- _Recorded data_:
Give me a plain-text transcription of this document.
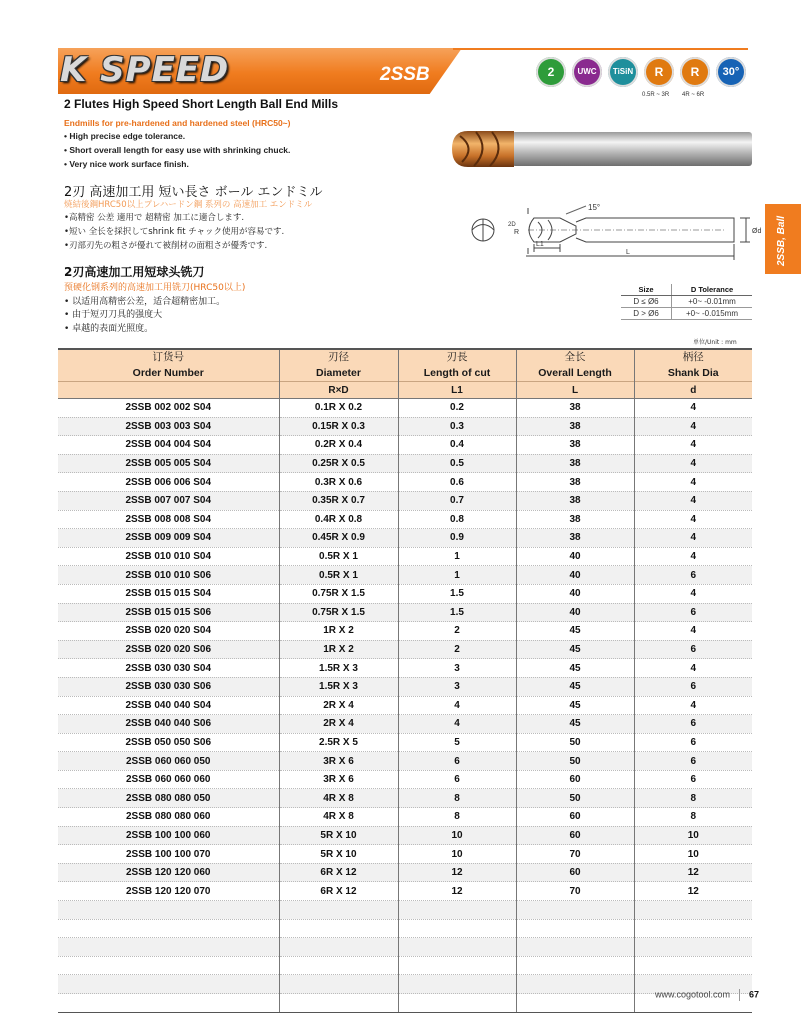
K SPEED	2SSB	2	UWC	TiSiN	R	R	30°
0.5R ~ 3R 4R ~ 6R
2 Flutes High Speed Short Length Ball End Mills
Endmills for pre-hardened and hardened steel (HRC50~)
• High precise edge tolerance.
• Short overall length for easy use with shrinking chuck.
• Very nice work surface finish.
2刃 高速加工用 短い長さ ボール エンドミル
焼結後鋼HRC50以上プレハードン鋼 系列の 高速加工 エンドミル
•高精密 公差 適用で 超精密 加工に適合します.
•短い 全长を採択してshrink fit チャック使用が容易です.
•刃部刃先の粗さが優れて被削材の面粗さが優秀です.
2刃高速加工用短球头铣刀
预硬化钢系列的高速加工用铣刀(HRC50以上)
• 以适用高精密公差，适合超精密加工。
• 由于短刃刀具的强度大
• 卓越的表面光照度。
15°
R
L1
L
Ød
2D	2SSB, Ball
Size	D Tolerance
D ≤ Ø6	+0~ -0.01mm
D > Ø6	+0~ -0.015mm
单位/Unit : mm
订货号	刃径	刃長	全长	柄径
Order Number	Diameter	Length of cut	Overall Length	Shank Dia
	R×D	L1	L	d
2SSB 002 002 S04	0.1R X 0.2	0.2	38	4
2SSB 003 003 S04	0.15R X 0.3	0.3	38	4
2SSB 004 004 S04	0.2R X 0.4	0.4	38	4
2SSB 005 005 S04	0.25R X 0.5	0.5	38	4
2SSB 006 006 S04	0.3R X 0.6	0.6	38	4
2SSB 007 007 S04	0.35R X 0.7	0.7	38	4
2SSB 008 008 S04	0.4R X 0.8	0.8	38	4
2SSB 009 009 S04	0.45R X 0.9	0.9	38	4
2SSB 010 010 S04	0.5R X 1	1	40	4
2SSB 010 010 S06	0.5R X 1	1	40	6
2SSB 015 015 S04	0.75R X 1.5	1.5	40	4
2SSB 015 015 S06	0.75R X 1.5	1.5	40	6
2SSB 020 020 S04	1R X 2	2	45	4
2SSB 020 020 S06	1R X 2	2	45	6
2SSB 030 030 S04	1.5R X 3	3	45	4
2SSB 030 030 S06	1.5R X 3	3	45	6
2SSB 040 040 S04	2R X 4	4	45	4
2SSB 040 040 S06	2R X 4	4	45	6
2SSB 050 050 S06	2.5R X 5	5	50	6
2SSB 060 060 050	3R X 6	6	50	6
2SSB 060 060 060	3R X 6	6	60	6
2SSB 080 080 050	4R X 8	8	50	8
2SSB 080 080 060	4R X 8	8	60	8
2SSB 100 100 060	5R X 10	10	60	10
2SSB 100 100 070	5R X 10	10	70	10
2SSB 120 120 060	6R X 12	12	60	12
2SSB 120 120 070	6R X 12	12	70	12

www.cogotool.com 67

- _Work required_: All of the material above is to be copied exactly, except for its images.

- _The response_:
Give me a plain-text transcription of this document.
K SPEED	2SSB	2	UWC	TiSiN	R	R	30°
0.5R ~ 3R 4R ~ 6R
2 Flutes High Speed Short Length Ball End Mills
Endmills for pre-hardened and hardened steel (HRC50~)
• High precise edge tolerance.
• Short overall length for easy use with shrinking chuck.
• Very nice work surface finish.
2刃 高速加工用 短い長さ ボール エンドミル
焼結後鋼HRC50以上プレハードン鋼 系列の 高速加工 エンドミル
•高精密 公差 適用で 超精密 加工に適合します.
•短い 全长を採択してshrink fit チャック使用が容易です.
•刃部刃先の粗さが優れて被削材の面粗さが優秀です.
2刃高速加工用短球头铣刀
预硬化钢系列的高速加工用铣刀(HRC50以上)
• 以适用高精密公差，适合超精密加工。
• 由于短刃刀具的强度大
• 卓越的表面光照度。
15°
R
L1
L
Ød
2D	2SSB, Ball
Size	D Tolerance
D ≤ Ø6	+0~ -0.01mm
D > Ø6	+0~ -0.015mm
单位/Unit : mm
订货号	刃径	刃長	全长	柄径
Order Number	Diameter	Length of cut	Overall Length	Shank Dia
	R×D	L1	L	d
2SSB 002 002 S04	0.1R X 0.2	0.2	38	4
2SSB 003 003 S04	0.15R X 0.3	0.3	38	4
2SSB 004 004 S04	0.2R X 0.4	0.4	38	4
2SSB 005 005 S04	0.25R X 0.5	0.5	38	4
2SSB 006 006 S04	0.3R X 0.6	0.6	38	4
2SSB 007 007 S04	0.35R X 0.7	0.7	38	4
2SSB 008 008 S04	0.4R X 0.8	0.8	38	4
2SSB 009 009 S04	0.45R X 0.9	0.9	38	4
2SSB 010 010 S04	0.5R X 1	1	40	4
2SSB 010 010 S06	0.5R X 1	1	40	6
2SSB 015 015 S04	0.75R X 1.5	1.5	40	4
2SSB 015 015 S06	0.75R X 1.5	1.5	40	6
2SSB 020 020 S04	1R X 2	2	45	4
2SSB 020 020 S06	1R X 2	2	45	6
2SSB 030 030 S04	1.5R X 3	3	45	4
2SSB 030 030 S06	1.5R X 3	3	45	6
2SSB 040 040 S04	2R X 4	4	45	4
2SSB 040 040 S06	2R X 4	4	45	6
2SSB 050 050 S06	2.5R X 5	5	50	6
2SSB 060 060 050	3R X 6	6	50	6
2SSB 060 060 060	3R X 6	6	60	6
2SSB 080 080 050	4R X 8	8	50	8
2SSB 080 080 060	4R X 8	8	60	8
2SSB 100 100 060	5R X 10	10	60	10
2SSB 100 100 070	5R X 10	10	70	10
2SSB 120 120 060	6R X 12	12	60	12
2SSB 120 120 070	6R X 12	12	70	12

www.cogotool.com 67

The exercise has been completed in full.